▸ WORK REQUIRED
Repeat each record exactly. Any picture gets left out.

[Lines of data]
====
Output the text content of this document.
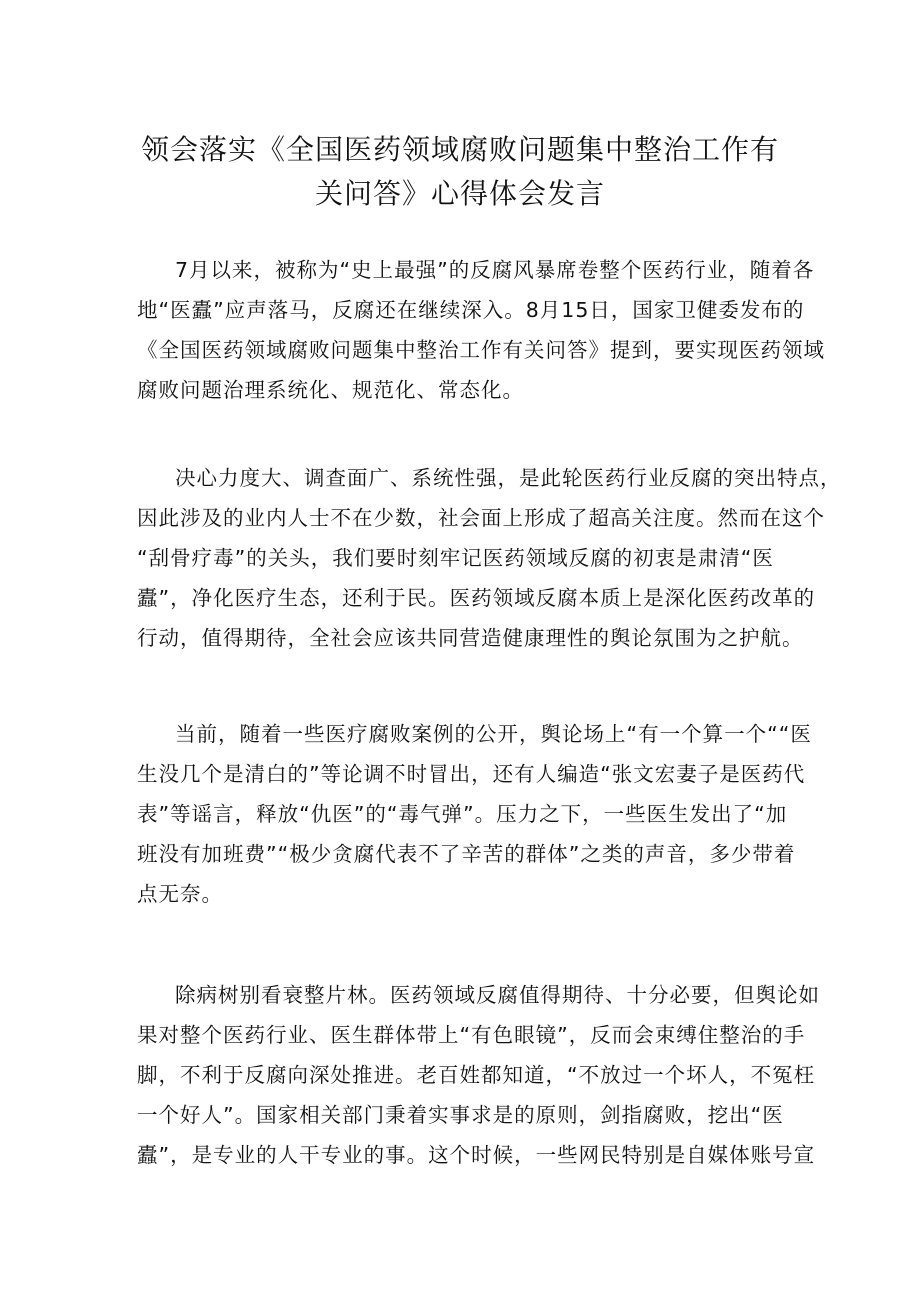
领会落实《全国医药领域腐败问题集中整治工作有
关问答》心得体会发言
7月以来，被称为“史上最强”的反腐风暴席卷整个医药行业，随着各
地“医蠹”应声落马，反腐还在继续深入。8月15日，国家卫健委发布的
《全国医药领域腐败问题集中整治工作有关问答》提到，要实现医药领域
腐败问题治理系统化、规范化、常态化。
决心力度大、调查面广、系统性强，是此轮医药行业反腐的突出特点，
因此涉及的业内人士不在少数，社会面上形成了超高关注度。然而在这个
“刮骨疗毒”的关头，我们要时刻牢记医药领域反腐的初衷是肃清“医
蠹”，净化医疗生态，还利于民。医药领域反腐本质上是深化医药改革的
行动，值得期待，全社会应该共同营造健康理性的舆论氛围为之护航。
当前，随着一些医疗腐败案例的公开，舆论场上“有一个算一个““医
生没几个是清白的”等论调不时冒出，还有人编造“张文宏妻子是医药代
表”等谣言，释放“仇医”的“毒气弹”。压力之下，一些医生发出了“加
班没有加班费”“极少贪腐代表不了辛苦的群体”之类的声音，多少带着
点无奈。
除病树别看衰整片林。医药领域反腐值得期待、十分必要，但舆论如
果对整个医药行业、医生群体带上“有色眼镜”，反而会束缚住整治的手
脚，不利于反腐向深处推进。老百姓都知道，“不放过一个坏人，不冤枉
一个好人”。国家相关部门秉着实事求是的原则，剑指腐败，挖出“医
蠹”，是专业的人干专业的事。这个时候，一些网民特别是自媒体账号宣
====
▸ COMPLETED EXERCISE
Output the text content of this document.
领会落实《全国医药领域腐败问题集中整治工作有
关问答》心得体会发言
7月以来，被称为“史上最强”的反腐风暴席卷整个医药行业，随着各
地“医蠹”应声落马，反腐还在继续深入。8月15日，国家卫健委发布的
《全国医药领域腐败问题集中整治工作有关问答》提到，要实现医药领域
腐败问题治理系统化、规范化、常态化。
决心力度大、调查面广、系统性强，是此轮医药行业反腐的突出特点，
因此涉及的业内人士不在少数，社会面上形成了超高关注度。然而在这个
“刮骨疗毒”的关头，我们要时刻牢记医药领域反腐的初衷是肃清“医
蠹”，净化医疗生态，还利于民。医药领域反腐本质上是深化医药改革的
行动，值得期待，全社会应该共同营造健康理性的舆论氛围为之护航。
当前，随着一些医疗腐败案例的公开，舆论场上“有一个算一个““医
生没几个是清白的”等论调不时冒出，还有人编造“张文宏妻子是医药代
表”等谣言，释放“仇医”的“毒气弹”。压力之下，一些医生发出了“加
班没有加班费”“极少贪腐代表不了辛苦的群体”之类的声音，多少带着
点无奈。
除病树别看衰整片林。医药领域反腐值得期待、十分必要，但舆论如
果对整个医药行业、医生群体带上“有色眼镜”，反而会束缚住整治的手
脚，不利于反腐向深处推进。老百姓都知道，“不放过一个坏人，不冤枉
一个好人”。国家相关部门秉着实事求是的原则，剑指腐败，挖出“医
蠹”，是专业的人干专业的事。这个时候，一些网民特别是自媒体账号宣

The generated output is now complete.